*Available data:*
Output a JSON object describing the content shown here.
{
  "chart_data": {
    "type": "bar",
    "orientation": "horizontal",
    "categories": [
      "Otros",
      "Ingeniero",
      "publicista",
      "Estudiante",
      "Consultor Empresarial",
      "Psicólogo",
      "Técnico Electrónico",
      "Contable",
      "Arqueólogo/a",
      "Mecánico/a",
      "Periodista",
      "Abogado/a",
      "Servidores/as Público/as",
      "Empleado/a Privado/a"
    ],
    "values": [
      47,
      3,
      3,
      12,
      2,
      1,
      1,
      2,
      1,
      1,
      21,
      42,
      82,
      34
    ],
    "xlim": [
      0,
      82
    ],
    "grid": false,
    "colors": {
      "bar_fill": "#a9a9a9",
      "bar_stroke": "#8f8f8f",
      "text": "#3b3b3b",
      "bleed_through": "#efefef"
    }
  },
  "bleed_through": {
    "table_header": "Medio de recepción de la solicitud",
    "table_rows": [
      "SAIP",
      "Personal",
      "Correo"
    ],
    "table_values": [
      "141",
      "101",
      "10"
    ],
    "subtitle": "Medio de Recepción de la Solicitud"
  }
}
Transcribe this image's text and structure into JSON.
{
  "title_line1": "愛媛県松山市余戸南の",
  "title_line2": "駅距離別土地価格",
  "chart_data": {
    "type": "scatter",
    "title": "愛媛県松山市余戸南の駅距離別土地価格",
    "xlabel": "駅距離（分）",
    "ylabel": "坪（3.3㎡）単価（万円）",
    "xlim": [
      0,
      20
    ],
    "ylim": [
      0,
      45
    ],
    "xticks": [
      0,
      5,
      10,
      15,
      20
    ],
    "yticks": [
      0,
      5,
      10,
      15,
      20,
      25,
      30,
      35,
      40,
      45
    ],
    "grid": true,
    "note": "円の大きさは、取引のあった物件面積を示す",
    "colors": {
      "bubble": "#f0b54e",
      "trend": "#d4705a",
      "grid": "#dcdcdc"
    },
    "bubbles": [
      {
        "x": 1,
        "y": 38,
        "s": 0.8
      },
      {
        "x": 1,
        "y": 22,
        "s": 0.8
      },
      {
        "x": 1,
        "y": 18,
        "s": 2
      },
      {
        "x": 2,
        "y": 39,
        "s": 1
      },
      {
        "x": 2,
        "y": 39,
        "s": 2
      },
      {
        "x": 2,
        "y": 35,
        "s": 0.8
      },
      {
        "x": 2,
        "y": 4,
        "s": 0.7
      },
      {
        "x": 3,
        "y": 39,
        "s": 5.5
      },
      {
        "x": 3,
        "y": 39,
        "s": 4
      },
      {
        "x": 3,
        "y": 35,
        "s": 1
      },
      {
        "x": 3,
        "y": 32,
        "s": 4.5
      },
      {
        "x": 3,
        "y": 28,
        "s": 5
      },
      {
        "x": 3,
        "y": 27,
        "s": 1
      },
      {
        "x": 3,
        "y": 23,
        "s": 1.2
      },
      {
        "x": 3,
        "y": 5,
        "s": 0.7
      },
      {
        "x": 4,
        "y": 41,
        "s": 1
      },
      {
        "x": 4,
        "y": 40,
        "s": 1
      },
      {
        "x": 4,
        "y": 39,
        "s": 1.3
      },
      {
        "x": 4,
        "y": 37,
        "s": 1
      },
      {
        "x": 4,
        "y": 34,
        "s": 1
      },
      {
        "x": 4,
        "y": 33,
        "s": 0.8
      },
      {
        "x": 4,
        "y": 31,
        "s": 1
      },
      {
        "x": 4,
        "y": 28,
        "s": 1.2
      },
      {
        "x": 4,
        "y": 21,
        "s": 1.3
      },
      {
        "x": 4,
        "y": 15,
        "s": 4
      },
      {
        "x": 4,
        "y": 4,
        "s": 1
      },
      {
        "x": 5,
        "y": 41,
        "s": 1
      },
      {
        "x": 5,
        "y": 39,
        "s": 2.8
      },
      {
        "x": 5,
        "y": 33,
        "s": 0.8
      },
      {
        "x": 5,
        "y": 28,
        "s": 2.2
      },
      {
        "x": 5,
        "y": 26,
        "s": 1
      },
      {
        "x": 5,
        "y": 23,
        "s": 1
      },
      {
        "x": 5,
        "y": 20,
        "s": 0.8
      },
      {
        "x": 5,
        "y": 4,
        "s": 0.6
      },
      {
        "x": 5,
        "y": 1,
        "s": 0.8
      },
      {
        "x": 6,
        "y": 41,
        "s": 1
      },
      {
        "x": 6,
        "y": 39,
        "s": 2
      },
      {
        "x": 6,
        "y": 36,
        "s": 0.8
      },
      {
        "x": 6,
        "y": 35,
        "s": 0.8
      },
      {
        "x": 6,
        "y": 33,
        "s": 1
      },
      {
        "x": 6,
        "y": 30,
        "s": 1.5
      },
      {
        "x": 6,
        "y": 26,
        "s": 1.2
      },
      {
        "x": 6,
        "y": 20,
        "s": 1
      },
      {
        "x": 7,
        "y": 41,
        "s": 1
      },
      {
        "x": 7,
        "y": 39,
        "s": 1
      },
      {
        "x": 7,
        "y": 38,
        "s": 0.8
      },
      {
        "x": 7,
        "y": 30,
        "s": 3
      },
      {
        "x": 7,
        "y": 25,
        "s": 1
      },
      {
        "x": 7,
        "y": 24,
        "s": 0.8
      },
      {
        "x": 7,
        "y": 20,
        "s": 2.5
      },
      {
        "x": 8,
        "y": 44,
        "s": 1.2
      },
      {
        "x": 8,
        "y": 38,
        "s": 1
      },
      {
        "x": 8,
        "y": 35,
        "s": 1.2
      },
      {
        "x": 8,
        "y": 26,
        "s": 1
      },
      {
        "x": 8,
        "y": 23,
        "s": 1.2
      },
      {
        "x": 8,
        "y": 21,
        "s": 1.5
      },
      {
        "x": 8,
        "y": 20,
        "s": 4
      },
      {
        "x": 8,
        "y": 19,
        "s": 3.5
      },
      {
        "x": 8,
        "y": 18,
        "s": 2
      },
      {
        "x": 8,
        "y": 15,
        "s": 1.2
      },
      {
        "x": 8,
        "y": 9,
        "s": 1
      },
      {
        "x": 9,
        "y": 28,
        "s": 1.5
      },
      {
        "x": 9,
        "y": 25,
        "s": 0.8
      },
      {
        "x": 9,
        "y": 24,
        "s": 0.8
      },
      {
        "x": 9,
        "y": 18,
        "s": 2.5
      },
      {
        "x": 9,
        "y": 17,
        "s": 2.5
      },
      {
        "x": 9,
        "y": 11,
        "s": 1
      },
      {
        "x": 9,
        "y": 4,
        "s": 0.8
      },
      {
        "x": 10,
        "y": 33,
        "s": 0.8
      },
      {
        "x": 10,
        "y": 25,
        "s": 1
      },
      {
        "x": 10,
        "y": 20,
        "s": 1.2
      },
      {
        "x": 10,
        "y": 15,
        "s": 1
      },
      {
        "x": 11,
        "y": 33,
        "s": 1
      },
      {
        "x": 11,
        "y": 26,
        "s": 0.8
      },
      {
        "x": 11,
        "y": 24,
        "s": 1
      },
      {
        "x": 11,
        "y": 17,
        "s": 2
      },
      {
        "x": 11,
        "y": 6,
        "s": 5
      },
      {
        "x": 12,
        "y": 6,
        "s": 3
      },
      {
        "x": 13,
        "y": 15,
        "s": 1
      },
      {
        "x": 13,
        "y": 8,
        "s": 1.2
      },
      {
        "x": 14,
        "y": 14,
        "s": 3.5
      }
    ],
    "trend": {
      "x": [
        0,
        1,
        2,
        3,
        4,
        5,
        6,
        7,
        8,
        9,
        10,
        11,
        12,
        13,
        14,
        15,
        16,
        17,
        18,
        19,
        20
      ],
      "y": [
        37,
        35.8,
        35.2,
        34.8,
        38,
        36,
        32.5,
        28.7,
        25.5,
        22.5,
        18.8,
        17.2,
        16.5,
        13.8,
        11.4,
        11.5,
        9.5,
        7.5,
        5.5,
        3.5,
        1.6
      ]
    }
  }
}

*Exercise brief:* Look through the entries and work out how many lines have the word "text" in them; reply with that number only.

*The output:* 2